#### What you should do:
Retype each record shown below, leaving every character as it is.
[Start of Extracted records]
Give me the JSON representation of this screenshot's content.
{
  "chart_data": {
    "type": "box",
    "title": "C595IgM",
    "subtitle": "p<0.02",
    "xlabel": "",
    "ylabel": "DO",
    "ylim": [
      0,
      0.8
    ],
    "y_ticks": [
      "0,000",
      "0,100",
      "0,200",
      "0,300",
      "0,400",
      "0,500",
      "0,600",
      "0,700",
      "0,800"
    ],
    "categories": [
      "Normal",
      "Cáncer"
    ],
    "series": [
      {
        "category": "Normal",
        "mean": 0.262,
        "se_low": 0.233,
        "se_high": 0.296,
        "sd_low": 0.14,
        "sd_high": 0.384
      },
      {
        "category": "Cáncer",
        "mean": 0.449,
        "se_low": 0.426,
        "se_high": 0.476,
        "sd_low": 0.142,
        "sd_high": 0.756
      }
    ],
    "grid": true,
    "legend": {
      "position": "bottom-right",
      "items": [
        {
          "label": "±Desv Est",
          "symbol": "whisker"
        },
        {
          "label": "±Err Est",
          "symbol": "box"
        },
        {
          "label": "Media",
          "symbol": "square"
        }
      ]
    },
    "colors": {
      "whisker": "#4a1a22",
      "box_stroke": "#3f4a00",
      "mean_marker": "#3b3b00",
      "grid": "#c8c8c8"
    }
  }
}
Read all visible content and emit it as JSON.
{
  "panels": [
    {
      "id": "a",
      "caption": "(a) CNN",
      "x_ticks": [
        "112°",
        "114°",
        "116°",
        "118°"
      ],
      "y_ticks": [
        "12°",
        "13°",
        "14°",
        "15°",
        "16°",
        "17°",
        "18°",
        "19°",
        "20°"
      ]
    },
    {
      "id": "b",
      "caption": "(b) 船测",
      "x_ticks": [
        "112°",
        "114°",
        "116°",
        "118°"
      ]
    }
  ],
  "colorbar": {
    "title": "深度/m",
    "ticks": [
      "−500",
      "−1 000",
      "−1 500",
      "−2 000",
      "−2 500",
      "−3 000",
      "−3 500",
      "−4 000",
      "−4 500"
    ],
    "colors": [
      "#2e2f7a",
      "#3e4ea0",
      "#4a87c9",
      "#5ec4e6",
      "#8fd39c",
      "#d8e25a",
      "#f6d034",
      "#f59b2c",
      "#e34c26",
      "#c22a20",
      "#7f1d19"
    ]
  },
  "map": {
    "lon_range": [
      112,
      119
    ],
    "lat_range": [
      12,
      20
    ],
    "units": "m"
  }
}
[End of Extracted records]
#### Written response:
Give me the JSON representation of this screenshot's content.
{
  "chart_data": {
    "type": "box",
    "title": "C595IgM",
    "subtitle": "p<0.02",
    "xlabel": "",
    "ylabel": "DO",
    "ylim": [
      0,
      0.8
    ],
    "y_ticks": [
      "0,000",
      "0,100",
      "0,200",
      "0,300",
      "0,400",
      "0,500",
      "0,600",
      "0,700",
      "0,800"
    ],
    "categories": [
      "Normal",
      "Cáncer"
    ],
    "series": [
      {
        "category": "Normal",
        "mean": 0.262,
        "se_low": 0.233,
        "se_high": 0.296,
        "sd_low": 0.14,
        "sd_high": 0.384
      },
      {
        "category": "Cáncer",
        "mean": 0.449,
        "se_low": 0.426,
        "se_high": 0.476,
        "sd_low": 0.142,
        "sd_high": 0.756
      }
    ],
    "grid": true,
    "legend": {
      "position": "bottom-right",
      "items": [
        {
          "label": "±Desv Est",
          "symbol": "whisker"
        },
        {
          "label": "±Err Est",
          "symbol": "box"
        },
        {
          "label": "Media",
          "symbol": "square"
        }
      ]
    },
    "colors": {
      "whisker": "#4a1a22",
      "box_stroke": "#3f4a00",
      "mean_marker": "#3b3b00",
      "grid": "#c8c8c8"
    }
  }
}
Read all visible content and emit it as JSON.
{
  "panels": [
    {
      "id": "a",
      "caption": "(a) CNN",
      "x_ticks": [
        "112°",
        "114°",
        "116°",
        "118°"
      ],
      "y_ticks": [
        "12°",
        "13°",
        "14°",
        "15°",
        "16°",
        "17°",
        "18°",
        "19°",
        "20°"
      ]
    },
    {
      "id": "b",
      "caption": "(b) 船测",
      "x_ticks": [
        "112°",
        "114°",
        "116°",
        "118°"
      ]
    }
  ],
  "colorbar": {
    "title": "深度/m",
    "ticks": [
      "−500",
      "−1 000",
      "−1 500",
      "−2 000",
      "−2 500",
      "−3 000",
      "−3 500",
      "−4 000",
      "−4 500"
    ],
    "colors": [
      "#2e2f7a",
      "#3e4ea0",
      "#4a87c9",
      "#5ec4e6",
      "#8fd39c",
      "#d8e25a",
      "#f6d034",
      "#f59b2c",
      "#e34c26",
      "#c22a20",
      "#7f1d19"
    ]
  },
  "map": {
    "lon_range": [
      112,
      119
    ],
    "lat_range": [
      12,
      20
    ],
    "units": "m"
  }
}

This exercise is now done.